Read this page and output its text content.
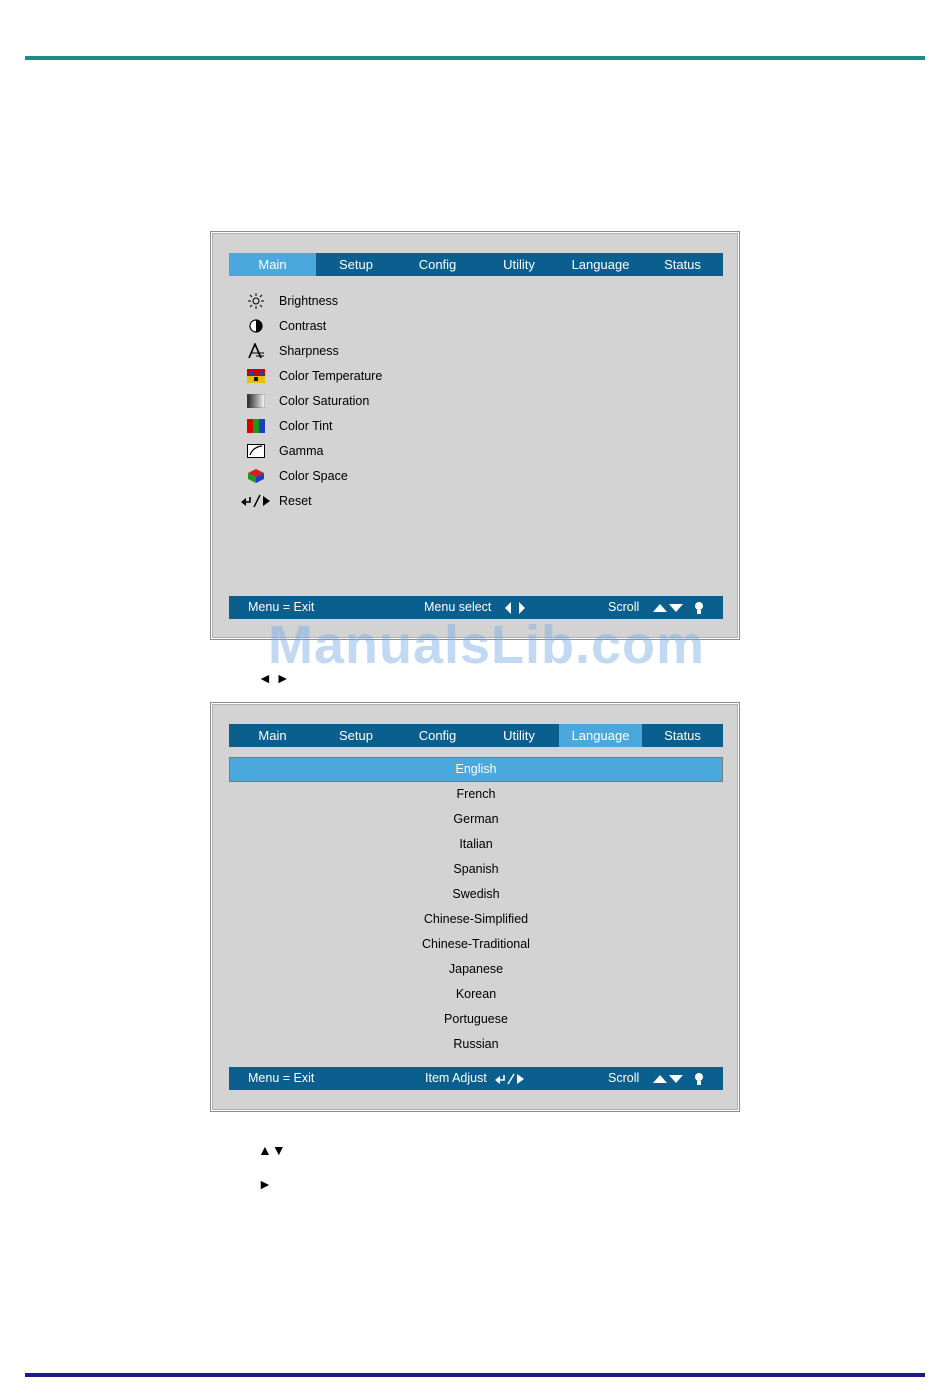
Main	Setup	Config	Utility	Language	Status
Brightness
Contrast
Sharpness
Color Temperature
Color Saturation
Color Tint
Gamma
Color Space
Reset
Menu = Exit	Menu select	Scroll
ManualsLib.com
◄ ►
Main	Setup	Config	Utility	Language	Status
English
French
German
Italian
Spanish
Swedish
Chinese-Simplified
Chinese-Traditional
Japanese
Korean
Portuguese
Russian
Menu = Exit	Item Adjust	Scroll
▲▼
►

-- -- --

* Objective
Make an exact copy of the data, leaving its pictures out.

* Solution
Read this page and output its text content.
Main	Setup	Config	Utility	Language	Status
Brightness
Contrast
Sharpness
Color Temperature
Color Saturation
Color Tint
Gamma
Color Space
Reset
Menu = Exit	Menu select	Scroll
ManualsLib.com
◄ ►
Main	Setup	Config	Utility	Language	Status
English
French
German
Italian
Spanish
Swedish
Chinese-Simplified
Chinese-Traditional
Japanese
Korean
Portuguese
Russian
Menu = Exit	Item Adjust	Scroll
▲▼
►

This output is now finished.